■ WRITTEN EXERCISE:
Pull every "name" line out of the data below.

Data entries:
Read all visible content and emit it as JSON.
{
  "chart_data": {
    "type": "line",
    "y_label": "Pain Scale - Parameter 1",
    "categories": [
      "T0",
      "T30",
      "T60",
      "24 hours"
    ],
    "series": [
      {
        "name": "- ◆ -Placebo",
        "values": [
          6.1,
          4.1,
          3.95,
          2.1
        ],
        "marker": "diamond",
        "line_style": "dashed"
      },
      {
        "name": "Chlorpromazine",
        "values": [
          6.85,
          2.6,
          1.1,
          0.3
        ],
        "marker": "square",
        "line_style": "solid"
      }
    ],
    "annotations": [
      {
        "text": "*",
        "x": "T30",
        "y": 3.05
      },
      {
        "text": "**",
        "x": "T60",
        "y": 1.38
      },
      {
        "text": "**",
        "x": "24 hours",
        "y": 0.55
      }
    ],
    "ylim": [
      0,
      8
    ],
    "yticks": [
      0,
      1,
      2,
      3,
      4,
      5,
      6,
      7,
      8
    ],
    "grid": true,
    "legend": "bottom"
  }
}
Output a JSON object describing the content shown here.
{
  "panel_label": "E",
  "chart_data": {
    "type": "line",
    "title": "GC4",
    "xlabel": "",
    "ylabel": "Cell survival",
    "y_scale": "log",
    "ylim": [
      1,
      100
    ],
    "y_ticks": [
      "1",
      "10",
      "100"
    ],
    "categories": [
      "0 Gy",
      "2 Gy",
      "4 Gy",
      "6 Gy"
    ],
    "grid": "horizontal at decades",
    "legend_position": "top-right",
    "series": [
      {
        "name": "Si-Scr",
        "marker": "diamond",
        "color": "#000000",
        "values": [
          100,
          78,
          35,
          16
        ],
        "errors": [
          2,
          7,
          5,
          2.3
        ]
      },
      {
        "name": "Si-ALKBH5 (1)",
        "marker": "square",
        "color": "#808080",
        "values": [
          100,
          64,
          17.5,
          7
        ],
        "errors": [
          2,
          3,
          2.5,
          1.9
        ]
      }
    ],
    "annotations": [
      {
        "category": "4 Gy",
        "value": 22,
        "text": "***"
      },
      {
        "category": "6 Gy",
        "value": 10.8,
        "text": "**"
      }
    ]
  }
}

■ THE COMPLETED TASK:
        "name": "- ◆ -Placebo",
        "name": "Chlorpromazine",
        "name": "Si-Scr",
        "name": "Si-ALKBH5 (1)",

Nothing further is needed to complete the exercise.